**Passage given:**
·····

ISSN 0439-755X
CN 11-1911/B
主办:中国心理学会
   中国科学院心理研究所
出版:科学出版社

心理学报 ›› 2012, Vol. 44 ›› Issue (3): 400-412.

• • 上一篇    下一篇

多级评分计算机化自适应测验动态综合选题策略

罗芬;丁树良;王晓庆   

  1. (江西师范大学计算机信息工程学院, 南昌 330022)
  • 收稿日期:2010-10-21 修回日期:1900-01-01 发布日期:2012-03-28 出版日期:2012-03-28
  • 通讯作者: 丁树良

Dynamic and Comprehensive Item Selection Strategies for Computerized Adaptive Testing Based on Graded Response Model

LUO Fen;DING Shu-Liang;WANG Xiao-Qing   

  1. (School of Computer and Information Engineering, Jiangxi Normal University, Nanchang 330022, China)
  • Received:2010-10-21 Revised:1900-01-01 Online:2012-03-28 Published:2012-03-28
  • Contact: DING Shu-Liang

摘要: 多级评分可以提供更多关于被试的信息, 是计算机化自适应测验的一个发展方向, 选题策略是计算机化自适应测验的研究重点。对于多级评分的等级反应模型, 本文拟用区间估计的思想改进近期提出的几种选题策略, 并且将两级评分b-STR和a-STR推广到多级评分以改进最大信息量选题策略。Monte Carlo模拟实验表明在达到或接近原有选题策略测验精度的基础上, 本文提出的几种新选题策略有的能够有效降低测验长度, 有的可以极大降低项目曝光率。

·····

**Supplied material:**
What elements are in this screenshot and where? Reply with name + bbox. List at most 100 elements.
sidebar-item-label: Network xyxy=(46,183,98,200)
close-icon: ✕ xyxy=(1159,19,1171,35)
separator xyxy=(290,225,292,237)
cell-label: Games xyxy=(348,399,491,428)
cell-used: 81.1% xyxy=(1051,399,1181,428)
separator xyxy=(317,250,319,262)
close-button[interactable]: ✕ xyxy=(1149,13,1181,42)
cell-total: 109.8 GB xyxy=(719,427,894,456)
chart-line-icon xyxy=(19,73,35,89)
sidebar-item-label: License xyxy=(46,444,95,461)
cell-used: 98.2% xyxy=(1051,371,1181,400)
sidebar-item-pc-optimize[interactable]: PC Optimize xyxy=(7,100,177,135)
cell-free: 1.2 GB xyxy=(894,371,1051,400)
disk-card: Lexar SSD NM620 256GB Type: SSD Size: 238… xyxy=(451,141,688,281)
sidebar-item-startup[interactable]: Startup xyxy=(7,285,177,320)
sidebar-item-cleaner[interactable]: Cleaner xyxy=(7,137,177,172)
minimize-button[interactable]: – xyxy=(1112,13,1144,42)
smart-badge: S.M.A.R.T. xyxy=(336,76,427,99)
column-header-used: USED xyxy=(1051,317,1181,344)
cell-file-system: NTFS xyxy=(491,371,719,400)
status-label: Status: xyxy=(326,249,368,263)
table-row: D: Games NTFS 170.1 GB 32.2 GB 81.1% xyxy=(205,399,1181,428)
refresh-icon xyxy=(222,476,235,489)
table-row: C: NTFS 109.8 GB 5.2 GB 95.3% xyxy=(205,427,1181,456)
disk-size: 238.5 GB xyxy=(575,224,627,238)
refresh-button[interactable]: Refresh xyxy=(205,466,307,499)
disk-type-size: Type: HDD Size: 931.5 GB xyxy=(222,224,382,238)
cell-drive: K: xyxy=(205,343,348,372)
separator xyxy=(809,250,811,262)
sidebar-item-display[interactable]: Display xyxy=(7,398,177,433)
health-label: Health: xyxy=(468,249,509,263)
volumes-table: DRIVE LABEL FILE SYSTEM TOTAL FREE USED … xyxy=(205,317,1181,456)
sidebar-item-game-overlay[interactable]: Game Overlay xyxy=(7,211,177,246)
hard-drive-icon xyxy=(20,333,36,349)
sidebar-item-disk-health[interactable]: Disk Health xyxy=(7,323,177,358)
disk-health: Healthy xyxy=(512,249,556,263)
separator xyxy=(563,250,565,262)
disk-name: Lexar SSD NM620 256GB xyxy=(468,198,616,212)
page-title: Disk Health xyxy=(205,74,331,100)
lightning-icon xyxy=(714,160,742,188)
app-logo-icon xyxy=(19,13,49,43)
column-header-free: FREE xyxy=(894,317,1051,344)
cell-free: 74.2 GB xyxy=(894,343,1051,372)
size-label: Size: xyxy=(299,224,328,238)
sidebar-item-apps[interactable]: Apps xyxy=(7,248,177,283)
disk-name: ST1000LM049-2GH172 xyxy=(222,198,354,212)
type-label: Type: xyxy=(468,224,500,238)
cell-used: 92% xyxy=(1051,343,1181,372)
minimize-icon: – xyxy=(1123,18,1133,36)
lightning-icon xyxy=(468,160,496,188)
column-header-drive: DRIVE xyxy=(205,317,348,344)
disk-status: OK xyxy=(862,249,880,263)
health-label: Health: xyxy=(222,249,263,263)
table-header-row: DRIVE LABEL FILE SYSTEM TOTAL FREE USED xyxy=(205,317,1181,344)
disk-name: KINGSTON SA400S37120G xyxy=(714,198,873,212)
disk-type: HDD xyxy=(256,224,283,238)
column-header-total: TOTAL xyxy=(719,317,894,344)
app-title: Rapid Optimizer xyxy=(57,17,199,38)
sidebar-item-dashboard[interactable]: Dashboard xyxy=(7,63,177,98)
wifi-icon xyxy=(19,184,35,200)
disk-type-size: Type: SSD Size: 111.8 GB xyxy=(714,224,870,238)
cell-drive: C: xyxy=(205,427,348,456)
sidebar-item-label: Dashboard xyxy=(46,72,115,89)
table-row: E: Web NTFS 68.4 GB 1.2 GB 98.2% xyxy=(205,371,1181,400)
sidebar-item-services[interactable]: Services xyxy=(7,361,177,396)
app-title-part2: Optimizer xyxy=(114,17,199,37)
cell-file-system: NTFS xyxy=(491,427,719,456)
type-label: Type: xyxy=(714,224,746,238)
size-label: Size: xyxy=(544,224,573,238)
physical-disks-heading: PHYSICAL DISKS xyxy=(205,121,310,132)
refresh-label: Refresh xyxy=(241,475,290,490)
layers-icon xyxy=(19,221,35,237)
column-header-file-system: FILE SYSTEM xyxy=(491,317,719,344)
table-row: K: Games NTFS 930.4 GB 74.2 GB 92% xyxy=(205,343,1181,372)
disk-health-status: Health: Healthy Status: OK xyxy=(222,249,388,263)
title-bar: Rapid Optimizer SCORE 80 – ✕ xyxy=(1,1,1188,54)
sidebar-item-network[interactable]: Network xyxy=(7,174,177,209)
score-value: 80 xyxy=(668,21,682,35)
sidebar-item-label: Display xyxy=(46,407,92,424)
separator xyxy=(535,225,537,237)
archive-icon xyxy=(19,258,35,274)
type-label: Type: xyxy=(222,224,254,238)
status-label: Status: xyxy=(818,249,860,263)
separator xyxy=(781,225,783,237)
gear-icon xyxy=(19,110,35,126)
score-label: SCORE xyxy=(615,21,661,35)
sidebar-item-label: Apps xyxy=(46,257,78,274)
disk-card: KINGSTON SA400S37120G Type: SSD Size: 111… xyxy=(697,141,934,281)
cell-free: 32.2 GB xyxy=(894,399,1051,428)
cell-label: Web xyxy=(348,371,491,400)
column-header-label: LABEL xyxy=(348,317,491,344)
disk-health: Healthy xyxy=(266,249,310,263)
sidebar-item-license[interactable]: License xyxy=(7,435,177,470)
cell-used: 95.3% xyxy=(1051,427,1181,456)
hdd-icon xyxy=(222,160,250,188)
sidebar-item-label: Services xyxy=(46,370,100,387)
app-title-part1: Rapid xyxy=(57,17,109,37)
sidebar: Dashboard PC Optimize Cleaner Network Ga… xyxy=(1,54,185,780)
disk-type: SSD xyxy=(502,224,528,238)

·····

**Exercise aim:** Reproduce the portion of the journal page on item selection for adaptive testing, starting with "Dynamic and Comprehensive" and going on through "Nanchang 330022, China)".

**Solution to the problem:**
Dynamic and Comprehensive Item Selection Strategies for Computerized Adaptive Testing Based on Graded Response Model

LUO Fen;DING Shu-Liang;WANG Xiao-Qing   

  1. (School of Computer and Information Engineering, Jiangxi Normal University, Nanchang 330022, China)